[start]

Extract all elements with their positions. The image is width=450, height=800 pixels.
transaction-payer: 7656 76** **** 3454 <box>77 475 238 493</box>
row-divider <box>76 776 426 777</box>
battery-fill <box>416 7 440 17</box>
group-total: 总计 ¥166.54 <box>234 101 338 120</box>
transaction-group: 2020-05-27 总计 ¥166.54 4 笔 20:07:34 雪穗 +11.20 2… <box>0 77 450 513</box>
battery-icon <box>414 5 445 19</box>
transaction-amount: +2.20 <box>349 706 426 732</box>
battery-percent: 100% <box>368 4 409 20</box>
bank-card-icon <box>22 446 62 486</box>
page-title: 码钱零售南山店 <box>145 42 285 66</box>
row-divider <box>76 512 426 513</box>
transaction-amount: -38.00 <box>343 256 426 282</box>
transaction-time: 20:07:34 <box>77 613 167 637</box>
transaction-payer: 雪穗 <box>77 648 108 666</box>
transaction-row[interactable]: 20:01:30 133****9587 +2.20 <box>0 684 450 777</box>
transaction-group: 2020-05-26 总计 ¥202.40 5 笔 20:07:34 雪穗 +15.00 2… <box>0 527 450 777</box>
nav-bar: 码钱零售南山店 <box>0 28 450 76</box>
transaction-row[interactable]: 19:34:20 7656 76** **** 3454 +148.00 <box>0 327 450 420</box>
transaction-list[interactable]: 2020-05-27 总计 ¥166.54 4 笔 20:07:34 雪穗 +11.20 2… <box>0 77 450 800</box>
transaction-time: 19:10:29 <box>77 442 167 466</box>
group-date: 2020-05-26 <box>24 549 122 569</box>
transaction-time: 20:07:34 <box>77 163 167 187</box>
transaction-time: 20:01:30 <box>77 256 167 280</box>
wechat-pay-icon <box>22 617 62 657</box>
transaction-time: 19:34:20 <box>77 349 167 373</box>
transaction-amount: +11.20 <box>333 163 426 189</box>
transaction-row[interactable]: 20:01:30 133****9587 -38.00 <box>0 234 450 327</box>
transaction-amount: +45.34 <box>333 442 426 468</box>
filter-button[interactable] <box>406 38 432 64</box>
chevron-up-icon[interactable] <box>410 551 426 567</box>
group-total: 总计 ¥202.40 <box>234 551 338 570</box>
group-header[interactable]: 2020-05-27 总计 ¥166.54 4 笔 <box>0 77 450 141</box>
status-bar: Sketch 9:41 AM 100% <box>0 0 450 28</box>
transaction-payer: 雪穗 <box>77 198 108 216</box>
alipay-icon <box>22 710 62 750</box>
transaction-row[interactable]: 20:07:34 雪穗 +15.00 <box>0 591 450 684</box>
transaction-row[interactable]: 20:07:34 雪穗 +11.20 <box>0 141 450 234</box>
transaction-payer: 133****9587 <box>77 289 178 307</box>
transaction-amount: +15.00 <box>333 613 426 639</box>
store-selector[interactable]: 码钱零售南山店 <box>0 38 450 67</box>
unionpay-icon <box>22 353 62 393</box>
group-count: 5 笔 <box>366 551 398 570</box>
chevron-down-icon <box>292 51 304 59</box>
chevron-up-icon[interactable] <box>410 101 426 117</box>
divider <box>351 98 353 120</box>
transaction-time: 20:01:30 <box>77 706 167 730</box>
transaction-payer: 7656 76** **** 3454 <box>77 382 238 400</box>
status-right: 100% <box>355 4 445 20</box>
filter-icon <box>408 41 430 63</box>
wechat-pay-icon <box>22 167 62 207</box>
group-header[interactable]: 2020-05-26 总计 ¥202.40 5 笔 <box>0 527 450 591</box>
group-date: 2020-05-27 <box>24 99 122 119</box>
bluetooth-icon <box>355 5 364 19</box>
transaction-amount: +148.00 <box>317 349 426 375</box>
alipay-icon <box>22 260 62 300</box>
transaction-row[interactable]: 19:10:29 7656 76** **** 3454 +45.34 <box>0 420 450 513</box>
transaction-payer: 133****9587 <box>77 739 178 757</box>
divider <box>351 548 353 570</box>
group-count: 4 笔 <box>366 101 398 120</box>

[end]

Copy out the listing above, changing every "alipay-icon" to "alipay-logo" and leaving all other text as it is.

Extract all elements with their positions. The image is width=450, height=800 pixels.
transaction-payer: 7656 76** **** 3454 <box>77 475 238 493</box>
row-divider <box>76 776 426 777</box>
battery-fill <box>416 7 440 17</box>
group-total: 总计 ¥166.54 <box>234 101 338 120</box>
transaction-group: 2020-05-27 总计 ¥166.54 4 笔 20:07:34 雪穗 +11.20 2… <box>0 77 450 513</box>
battery-icon <box>414 5 445 19</box>
transaction-amount: +2.20 <box>349 706 426 732</box>
battery-percent: 100% <box>368 4 409 20</box>
bank-card-icon <box>22 446 62 486</box>
page-title: 码钱零售南山店 <box>145 42 285 66</box>
row-divider <box>76 512 426 513</box>
transaction-amount: -38.00 <box>343 256 426 282</box>
transaction-time: 20:07:34 <box>77 613 167 637</box>
transaction-payer: 雪穗 <box>77 648 108 666</box>
transaction-row[interactable]: 20:01:30 133****9587 +2.20 <box>0 684 450 777</box>
transaction-group: 2020-05-26 总计 ¥202.40 5 笔 20:07:34 雪穗 +15.00 2… <box>0 527 450 777</box>
nav-bar: 码钱零售南山店 <box>0 28 450 76</box>
transaction-row[interactable]: 19:34:20 7656 76** **** 3454 +148.00 <box>0 327 450 420</box>
transaction-list[interactable]: 2020-05-27 总计 ¥166.54 4 笔 20:07:34 雪穗 +11.20 2… <box>0 77 450 800</box>
transaction-time: 19:10:29 <box>77 442 167 466</box>
group-date: 2020-05-26 <box>24 549 122 569</box>
transaction-time: 20:07:34 <box>77 163 167 187</box>
transaction-time: 20:01:30 <box>77 256 167 280</box>
wechat-pay-icon <box>22 617 62 657</box>
transaction-time: 19:34:20 <box>77 349 167 373</box>
transaction-amount: +11.20 <box>333 163 426 189</box>
transaction-row[interactable]: 20:01:30 133****9587 -38.00 <box>0 234 450 327</box>
transaction-amount: +45.34 <box>333 442 426 468</box>
filter-button[interactable] <box>406 38 432 64</box>
chevron-up-icon[interactable] <box>410 551 426 567</box>
group-total: 总计 ¥202.40 <box>234 551 338 570</box>
group-header[interactable]: 2020-05-27 总计 ¥166.54 4 笔 <box>0 77 450 141</box>
status-bar: Sketch 9:41 AM 100% <box>0 0 450 28</box>
transaction-payer: 雪穗 <box>77 198 108 216</box>
alipay-logo <box>22 710 62 750</box>
transaction-row[interactable]: 20:07:34 雪穗 +15.00 <box>0 591 450 684</box>
transaction-row[interactable]: 20:07:34 雪穗 +11.20 <box>0 141 450 234</box>
transaction-payer: 133****9587 <box>77 289 178 307</box>
transaction-amount: +15.00 <box>333 613 426 639</box>
store-selector[interactable]: 码钱零售南山店 <box>0 38 450 67</box>
unionpay-icon <box>22 353 62 393</box>
group-count: 5 笔 <box>366 551 398 570</box>
chevron-down-icon <box>292 51 304 59</box>
chevron-up-icon[interactable] <box>410 101 426 117</box>
divider <box>351 98 353 120</box>
transaction-time: 20:01:30 <box>77 706 167 730</box>
transaction-payer: 7656 76** **** 3454 <box>77 382 238 400</box>
status-right: 100% <box>355 4 445 20</box>
filter-icon <box>408 41 430 63</box>
wechat-pay-icon <box>22 167 62 207</box>
group-header[interactable]: 2020-05-26 总计 ¥202.40 5 笔 <box>0 527 450 591</box>
group-date: 2020-05-27 <box>24 99 122 119</box>
bluetooth-icon <box>355 5 364 19</box>
transaction-amount: +148.00 <box>317 349 426 375</box>
alipay-logo <box>22 260 62 300</box>
transaction-row[interactable]: 19:10:29 7656 76** **** 3454 +45.34 <box>0 420 450 513</box>
transaction-payer: 133****9587 <box>77 739 178 757</box>
divider <box>351 548 353 570</box>
group-count: 4 笔 <box>366 101 398 120</box>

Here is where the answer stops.